- DIRECTIONS
Every record must appear in your copy exactly as written, with no pictures.

- STORED DATA
_ _ _
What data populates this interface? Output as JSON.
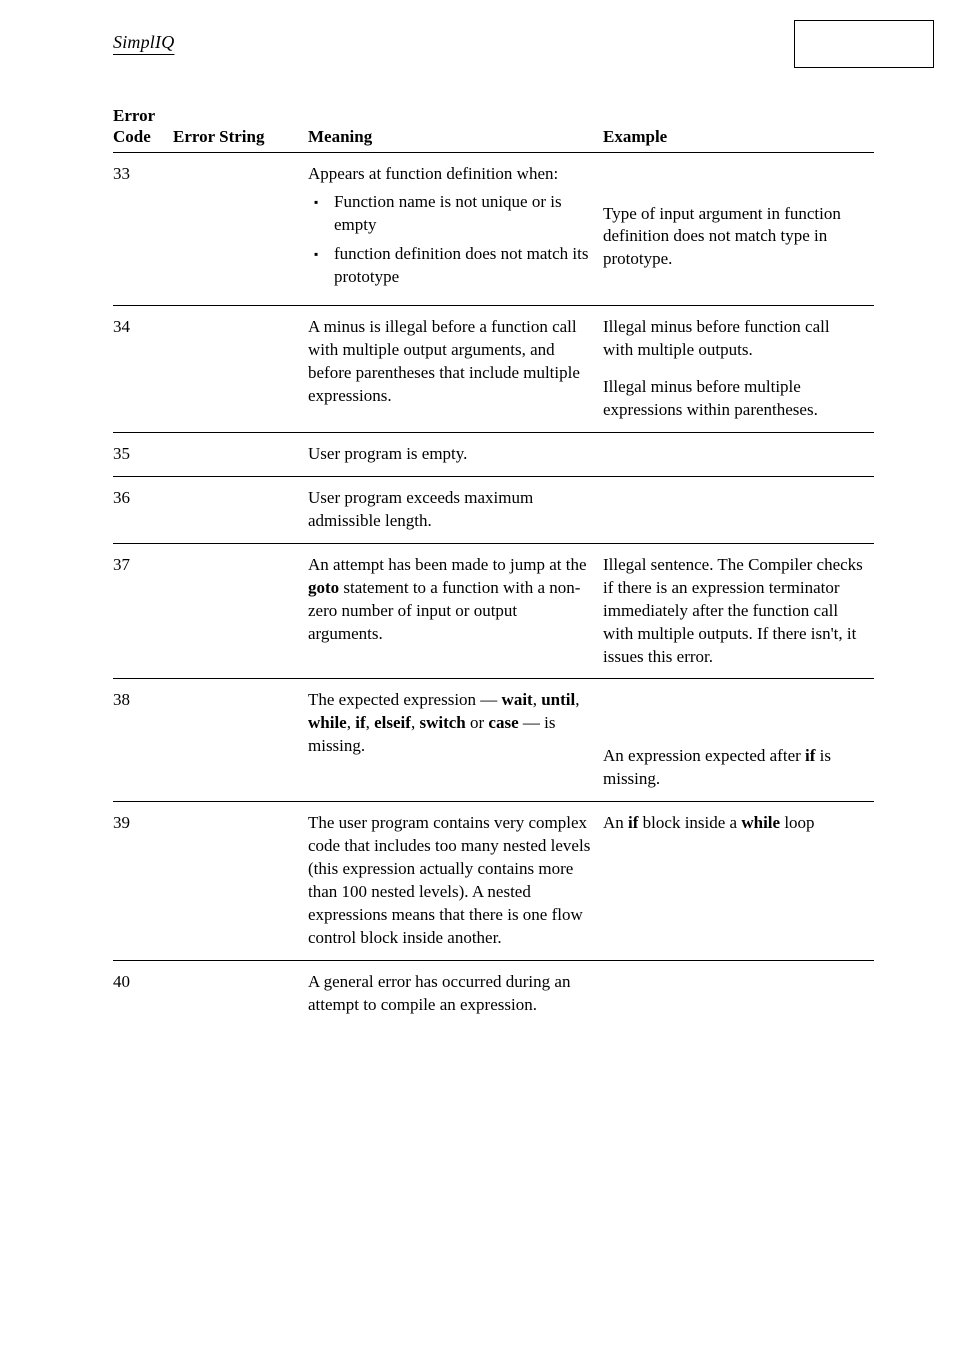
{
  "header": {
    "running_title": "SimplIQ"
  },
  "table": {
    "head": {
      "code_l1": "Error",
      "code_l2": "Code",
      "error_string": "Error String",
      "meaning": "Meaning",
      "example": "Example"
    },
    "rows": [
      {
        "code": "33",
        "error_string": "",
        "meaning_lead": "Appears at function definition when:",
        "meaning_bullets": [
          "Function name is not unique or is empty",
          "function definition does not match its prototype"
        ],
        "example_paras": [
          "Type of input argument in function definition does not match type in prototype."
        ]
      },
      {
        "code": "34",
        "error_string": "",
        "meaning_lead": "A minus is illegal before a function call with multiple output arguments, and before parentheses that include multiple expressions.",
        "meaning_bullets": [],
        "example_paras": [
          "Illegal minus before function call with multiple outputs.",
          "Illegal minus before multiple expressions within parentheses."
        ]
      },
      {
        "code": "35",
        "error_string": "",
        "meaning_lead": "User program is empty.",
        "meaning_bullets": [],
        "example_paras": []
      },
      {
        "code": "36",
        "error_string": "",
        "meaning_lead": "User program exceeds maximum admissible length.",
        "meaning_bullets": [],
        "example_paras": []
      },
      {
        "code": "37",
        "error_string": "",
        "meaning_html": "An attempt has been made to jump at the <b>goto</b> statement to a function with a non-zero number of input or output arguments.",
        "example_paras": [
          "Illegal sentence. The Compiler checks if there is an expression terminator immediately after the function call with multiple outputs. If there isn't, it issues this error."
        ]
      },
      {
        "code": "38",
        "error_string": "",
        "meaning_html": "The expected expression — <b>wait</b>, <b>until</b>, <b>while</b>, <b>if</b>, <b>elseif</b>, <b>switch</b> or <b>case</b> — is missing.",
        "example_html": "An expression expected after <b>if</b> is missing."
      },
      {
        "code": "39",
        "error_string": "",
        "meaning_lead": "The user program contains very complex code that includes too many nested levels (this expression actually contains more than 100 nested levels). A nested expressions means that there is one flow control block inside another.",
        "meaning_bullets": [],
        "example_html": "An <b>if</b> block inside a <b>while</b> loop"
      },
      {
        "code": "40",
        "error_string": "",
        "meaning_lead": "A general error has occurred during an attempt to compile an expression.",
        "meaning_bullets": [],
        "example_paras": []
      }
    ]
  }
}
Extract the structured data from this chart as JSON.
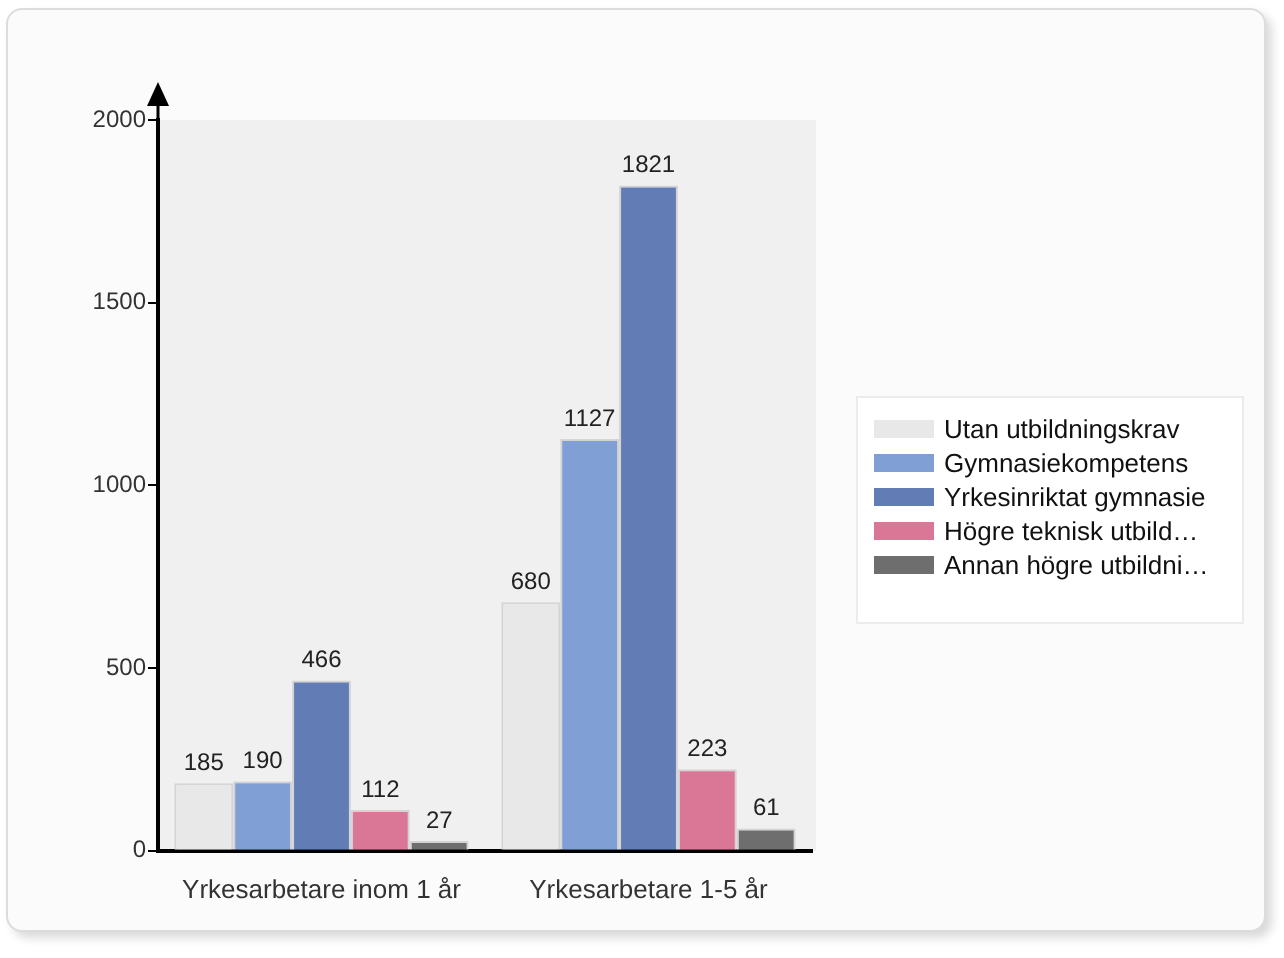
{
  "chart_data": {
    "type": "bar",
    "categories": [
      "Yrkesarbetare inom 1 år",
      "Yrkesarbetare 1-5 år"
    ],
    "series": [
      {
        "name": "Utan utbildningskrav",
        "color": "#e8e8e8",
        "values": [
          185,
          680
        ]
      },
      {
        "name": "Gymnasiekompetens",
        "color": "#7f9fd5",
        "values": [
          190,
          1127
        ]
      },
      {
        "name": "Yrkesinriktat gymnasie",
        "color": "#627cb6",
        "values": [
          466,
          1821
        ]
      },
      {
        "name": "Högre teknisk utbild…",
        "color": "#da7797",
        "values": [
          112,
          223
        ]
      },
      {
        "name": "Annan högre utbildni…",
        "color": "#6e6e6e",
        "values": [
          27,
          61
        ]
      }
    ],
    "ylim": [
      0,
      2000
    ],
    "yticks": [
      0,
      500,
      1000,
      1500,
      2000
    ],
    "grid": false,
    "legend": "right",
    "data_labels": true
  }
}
_ _ _
- OUTPUT FOR THIS TASK
What data populates this interface? Output as JSON.
{
  "header": {
    "running_title": "SimplIQ"
  },
  "table": {
    "head": {
      "code_l1": "Error",
      "code_l2": "Code",
      "error_string": "Error String",
      "meaning": "Meaning",
      "example": "Example"
    },
    "rows": [
      {
        "code": "33",
        "error_string": "",
        "meaning_lead": "Appears at function definition when:",
        "meaning_bullets": [
          "Function name is not unique or is empty",
          "function definition does not match its prototype"
        ],
        "example_paras": [
          "Type of input argument in function definition does not match type in prototype."
        ]
      },
      {
        "code": "34",
        "error_string": "",
        "meaning_lead": "A minus is illegal before a function call with multiple output arguments, and before parentheses that include multiple expressions.",
        "meaning_bullets": [],
        "example_paras": [
          "Illegal minus before function call with multiple outputs.",
          "Illegal minus before multiple expressions within parentheses."
        ]
      },
      {
        "code": "35",
        "error_string": "",
        "meaning_lead": "User program is empty.",
        "meaning_bullets": [],
        "example_paras": []
      },
      {
        "code": "36",
        "error_string": "",
        "meaning_lead": "User program exceeds maximum admissible length.",
        "meaning_bullets": [],
        "example_paras": []
      },
      {
        "code": "37",
        "error_string": "",
        "meaning_html": "An attempt has been made to jump at the <b>goto</b> statement to a function with a non-zero number of input or output arguments.",
        "example_paras": [
          "Illegal sentence. The Compiler checks if there is an expression terminator immediately after the function call with multiple outputs. If there isn't, it issues this error."
        ]
      },
      {
        "code": "38",
        "error_string": "",
        "meaning_html": "The expected expression — <b>wait</b>, <b>until</b>, <b>while</b>, <b>if</b>, <b>elseif</b>, <b>switch</b> or <b>case</b> — is missing.",
        "example_html": "An expression expected after <b>if</b> is missing."
      },
      {
        "code": "39",
        "error_string": "",
        "meaning_lead": "The user program contains very complex code that includes too many nested levels (this expression actually contains more than 100 nested levels). A nested expressions means that there is one flow control block inside another.",
        "meaning_bullets": [],
        "example_html": "An <b>if</b> block inside a <b>while</b> loop"
      },
      {
        "code": "40",
        "error_string": "",
        "meaning_lead": "A general error has occurred during an attempt to compile an expression.",
        "meaning_bullets": [],
        "example_paras": []
      }
    ]
  }
}
Extract the structured data from this chart as JSON.
{
  "chart_data": {
    "type": "bar",
    "categories": [
      "Yrkesarbetare inom 1 år",
      "Yrkesarbetare 1-5 år"
    ],
    "series": [
      {
        "name": "Utan utbildningskrav",
        "color": "#e8e8e8",
        "values": [
          185,
          680
        ]
      },
      {
        "name": "Gymnasiekompetens",
        "color": "#7f9fd5",
        "values": [
          190,
          1127
        ]
      },
      {
        "name": "Yrkesinriktat gymnasie",
        "color": "#627cb6",
        "values": [
          466,
          1821
        ]
      },
      {
        "name": "Högre teknisk utbild…",
        "color": "#da7797",
        "values": [
          112,
          223
        ]
      },
      {
        "name": "Annan högre utbildni…",
        "color": "#6e6e6e",
        "values": [
          27,
          61
        ]
      }
    ],
    "ylim": [
      0,
      2000
    ],
    "yticks": [
      0,
      500,
      1000,
      1500,
      2000
    ],
    "grid": false,
    "legend": "right",
    "data_labels": true
  }
}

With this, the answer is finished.